## Record set:

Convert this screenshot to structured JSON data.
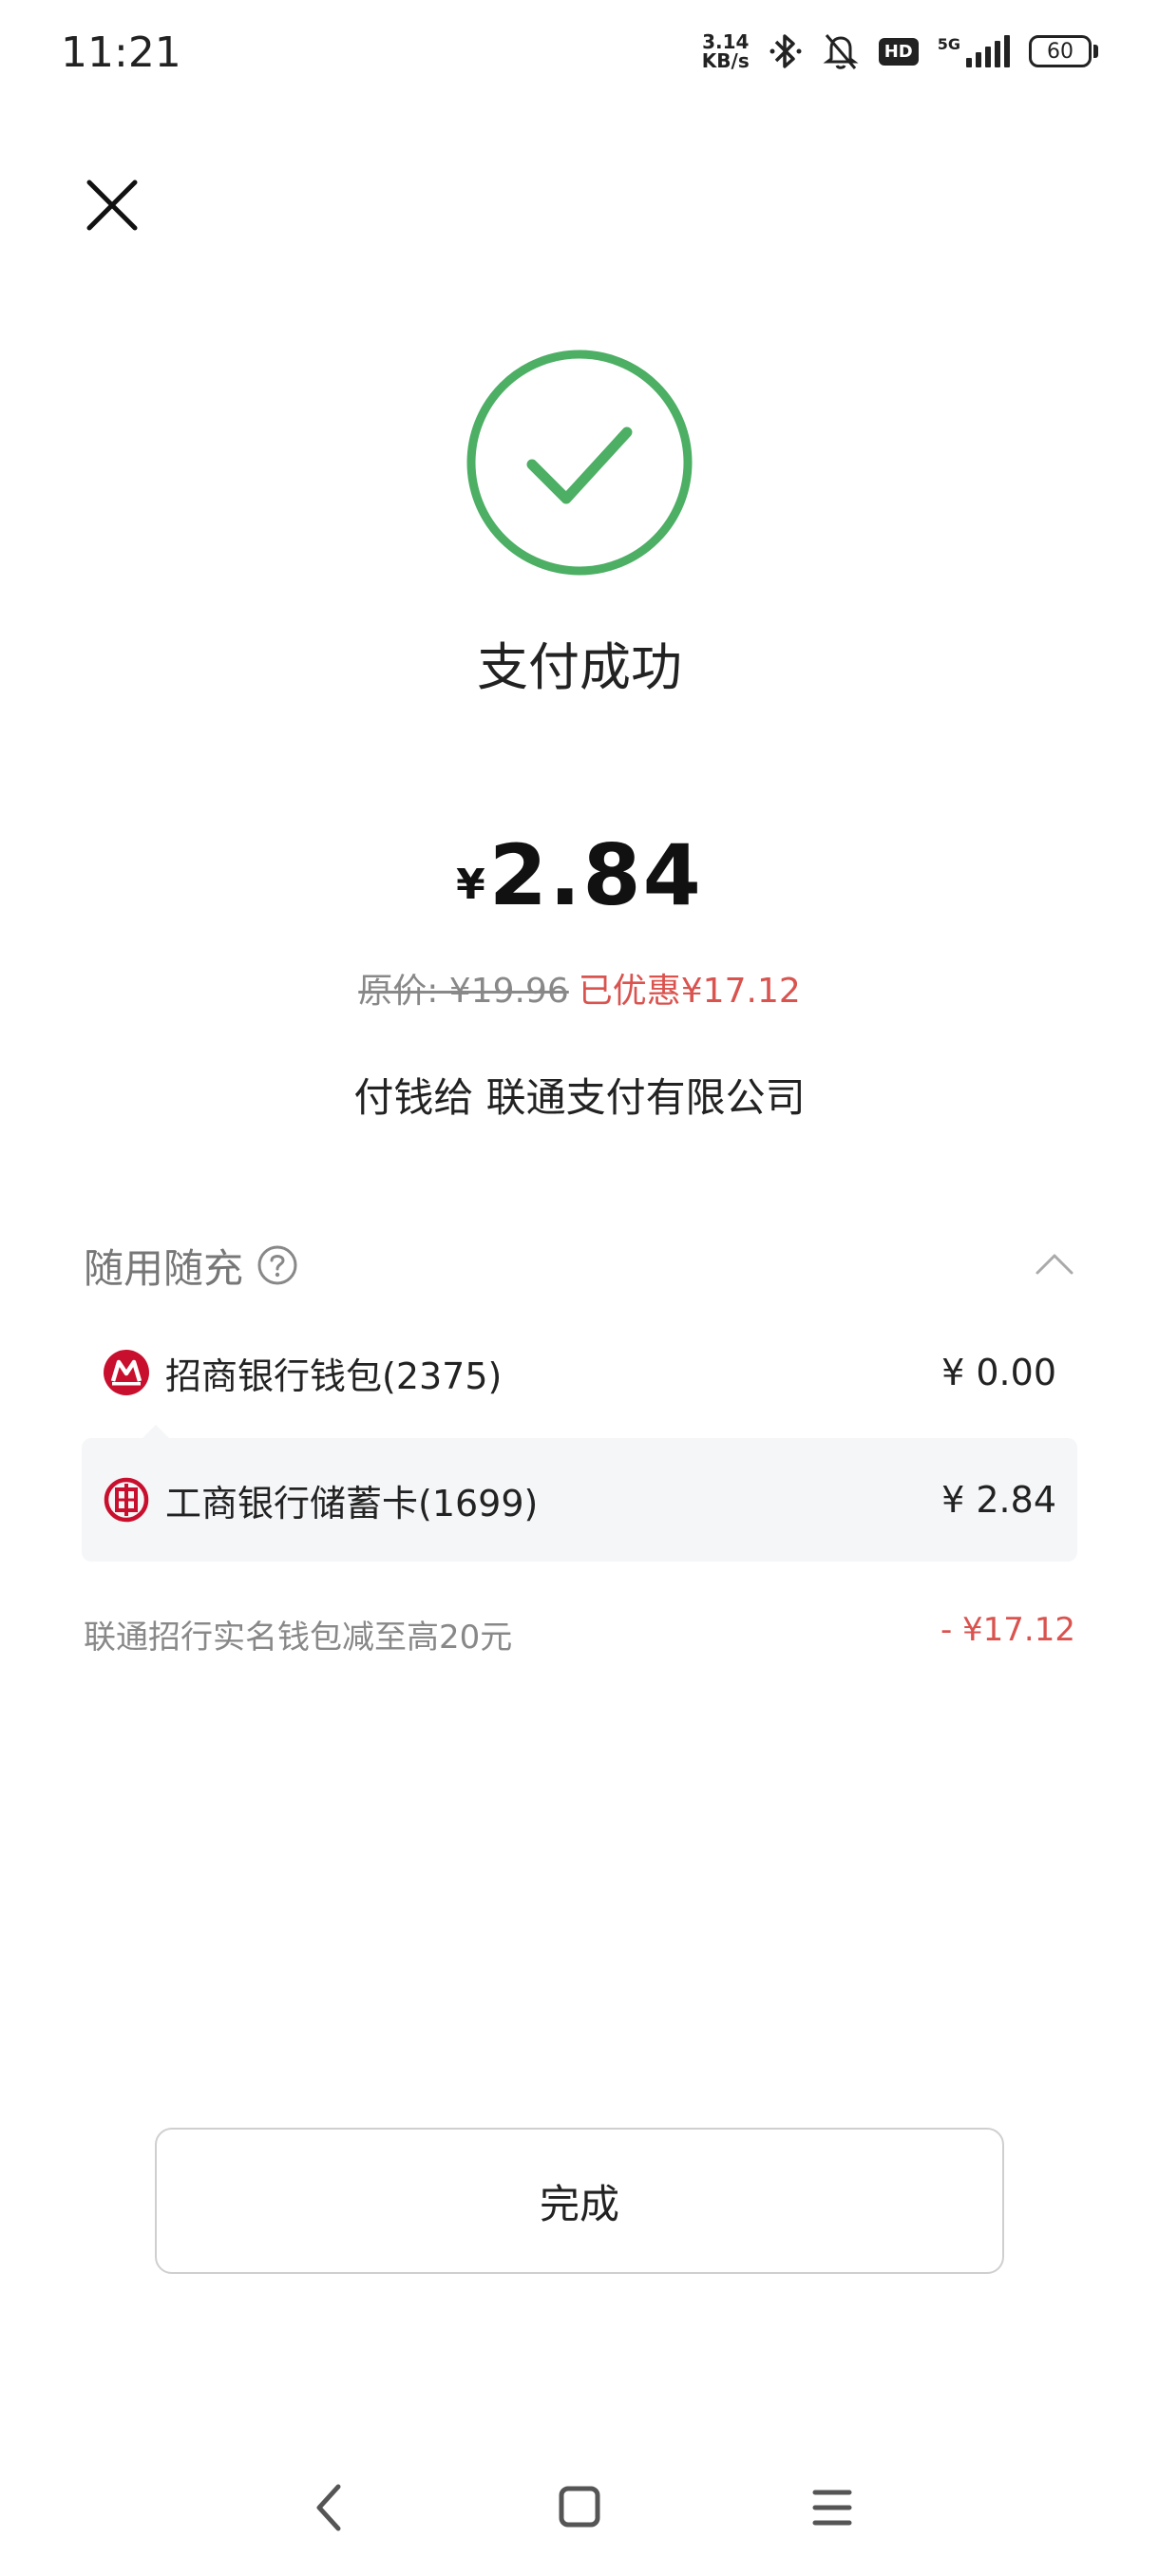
{
  "status_bar": {
    "time": "11:21",
    "net_speed_value": "3.14",
    "net_speed_unit": "KB/s",
    "hd_label": "HD",
    "network_type": "5G",
    "battery": "60"
  },
  "success": {
    "title": "支付成功"
  },
  "amount": {
    "currency": "¥",
    "value": "2.84"
  },
  "price_line": {
    "original": "原价: ¥19.96",
    "saved": "已优惠¥17.12"
  },
  "payee": "付钱给 联通支付有限公司",
  "payment_section": {
    "title": "随用随充",
    "methods": [
      {
        "name": "招商银行钱包(2375)",
        "amount": "¥ 0.00"
      },
      {
        "name": "工商银行储蓄卡(1699)",
        "amount": "¥ 2.84"
      }
    ]
  },
  "discount": {
    "label": "联通招行实名钱包减至高20元",
    "value": "- ¥17.12"
  },
  "done_label": "完成",
  "colors": {
    "success_green": "#4caf64",
    "discount_red": "#d9534f",
    "cmb_red": "#c8102e",
    "icbc_red": "#c8102e"
  }
}
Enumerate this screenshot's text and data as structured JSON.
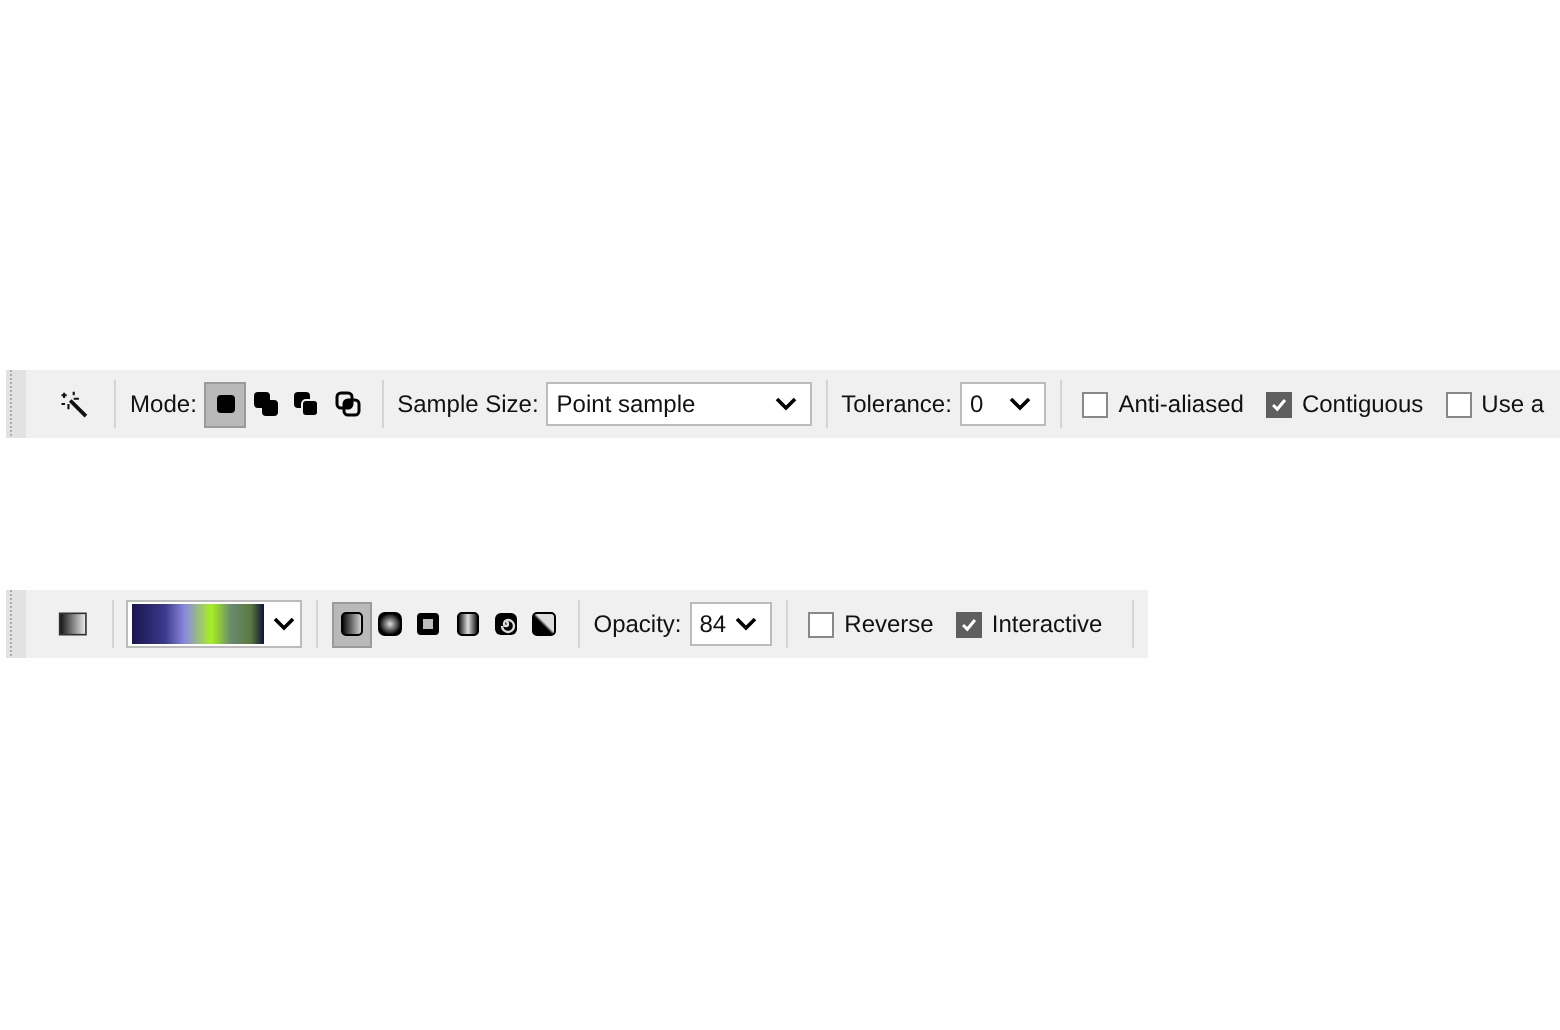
{
  "magic_wand_toolbar": {
    "mode_label": "Mode:",
    "modes": [
      {
        "kind": "replace",
        "selected": true
      },
      {
        "kind": "union",
        "selected": false
      },
      {
        "kind": "exclude",
        "selected": false
      },
      {
        "kind": "intersect",
        "selected": false
      }
    ],
    "sample_size_label": "Sample Size:",
    "sample_size": "Point sample",
    "tolerance_label": "Tolerance:",
    "tolerance": "0",
    "checkboxes": [
      {
        "label": "Anti-aliased",
        "checked": false
      },
      {
        "label": "Contiguous",
        "checked": true
      },
      {
        "label": "Use a",
        "checked": false
      }
    ]
  },
  "gradient_toolbar": {
    "gradient_types": [
      {
        "kind": "linear",
        "selected": true
      },
      {
        "kind": "radial",
        "selected": false
      },
      {
        "kind": "square",
        "selected": false
      },
      {
        "kind": "reflected",
        "selected": false
      },
      {
        "kind": "spiral",
        "selected": false
      },
      {
        "kind": "diagonal",
        "selected": false
      }
    ],
    "opacity_label": "Opacity:",
    "opacity": "84",
    "checkboxes": [
      {
        "label": "Reverse",
        "checked": false
      },
      {
        "label": "Interactive",
        "checked": true
      }
    ]
  }
}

## Problem:
Set down the material above as is, without any pictures.

## Solved exercise:
Convert this screenshot to structured JSON data.
{
  "status_bar": {
    "time": "11:21",
    "net_speed_value": "3.14",
    "net_speed_unit": "KB/s",
    "hd_label": "HD",
    "network_type": "5G",
    "battery": "60"
  },
  "success": {
    "title": "支付成功"
  },
  "amount": {
    "currency": "¥",
    "value": "2.84"
  },
  "price_line": {
    "original": "原价: ¥19.96",
    "saved": "已优惠¥17.12"
  },
  "payee": "付钱给 联通支付有限公司",
  "payment_section": {
    "title": "随用随充",
    "methods": [
      {
        "name": "招商银行钱包(2375)",
        "amount": "¥ 0.00"
      },
      {
        "name": "工商银行储蓄卡(1699)",
        "amount": "¥ 2.84"
      }
    ]
  },
  "discount": {
    "label": "联通招行实名钱包减至高20元",
    "value": "- ¥17.12"
  },
  "done_label": "完成",
  "colors": {
    "success_green": "#4caf64",
    "discount_red": "#d9534f",
    "cmb_red": "#c8102e",
    "icbc_red": "#c8102e"
  }
}
Enumerate this screenshot's text and data as structured JSON.
{
  "magic_wand_toolbar": {
    "mode_label": "Mode:",
    "modes": [
      {
        "kind": "replace",
        "selected": true
      },
      {
        "kind": "union",
        "selected": false
      },
      {
        "kind": "exclude",
        "selected": false
      },
      {
        "kind": "intersect",
        "selected": false
      }
    ],
    "sample_size_label": "Sample Size:",
    "sample_size": "Point sample",
    "tolerance_label": "Tolerance:",
    "tolerance": "0",
    "checkboxes": [
      {
        "label": "Anti-aliased",
        "checked": false
      },
      {
        "label": "Contiguous",
        "checked": true
      },
      {
        "label": "Use a",
        "checked": false
      }
    ]
  },
  "gradient_toolbar": {
    "gradient_types": [
      {
        "kind": "linear",
        "selected": true
      },
      {
        "kind": "radial",
        "selected": false
      },
      {
        "kind": "square",
        "selected": false
      },
      {
        "kind": "reflected",
        "selected": false
      },
      {
        "kind": "spiral",
        "selected": false
      },
      {
        "kind": "diagonal",
        "selected": false
      }
    ],
    "opacity_label": "Opacity:",
    "opacity": "84",
    "checkboxes": [
      {
        "label": "Reverse",
        "checked": false
      },
      {
        "label": "Interactive",
        "checked": true
      }
    ]
  }
}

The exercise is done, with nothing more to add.